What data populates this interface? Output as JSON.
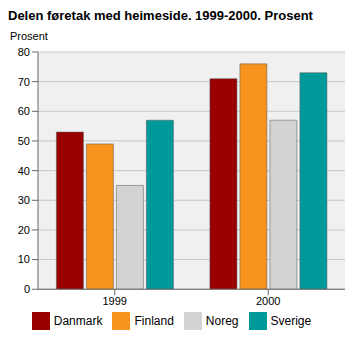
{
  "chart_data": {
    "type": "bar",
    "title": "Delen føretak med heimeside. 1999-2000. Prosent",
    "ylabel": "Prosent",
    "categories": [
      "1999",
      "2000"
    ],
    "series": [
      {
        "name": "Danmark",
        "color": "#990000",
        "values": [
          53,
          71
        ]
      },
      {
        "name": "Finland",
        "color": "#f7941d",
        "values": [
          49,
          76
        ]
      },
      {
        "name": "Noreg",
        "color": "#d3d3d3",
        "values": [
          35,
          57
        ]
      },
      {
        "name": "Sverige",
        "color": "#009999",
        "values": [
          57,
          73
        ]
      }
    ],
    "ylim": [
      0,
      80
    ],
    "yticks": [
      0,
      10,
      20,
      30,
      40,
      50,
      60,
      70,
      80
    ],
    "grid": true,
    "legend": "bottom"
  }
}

+++

● Exercise brief
Return the listing above word for word, with the pictures removed.

● Final result
What data populates this interface? Output as JSON.
{
  "chart_data": {
    "type": "bar",
    "title": "Delen føretak med heimeside. 1999-2000. Prosent",
    "ylabel": "Prosent",
    "categories": [
      "1999",
      "2000"
    ],
    "series": [
      {
        "name": "Danmark",
        "color": "#990000",
        "values": [
          53,
          71
        ]
      },
      {
        "name": "Finland",
        "color": "#f7941d",
        "values": [
          49,
          76
        ]
      },
      {
        "name": "Noreg",
        "color": "#d3d3d3",
        "values": [
          35,
          57
        ]
      },
      {
        "name": "Sverige",
        "color": "#009999",
        "values": [
          57,
          73
        ]
      }
    ],
    "ylim": [
      0,
      80
    ],
    "yticks": [
      0,
      10,
      20,
      30,
      40,
      50,
      60,
      70,
      80
    ],
    "grid": true,
    "legend": "bottom"
  }
}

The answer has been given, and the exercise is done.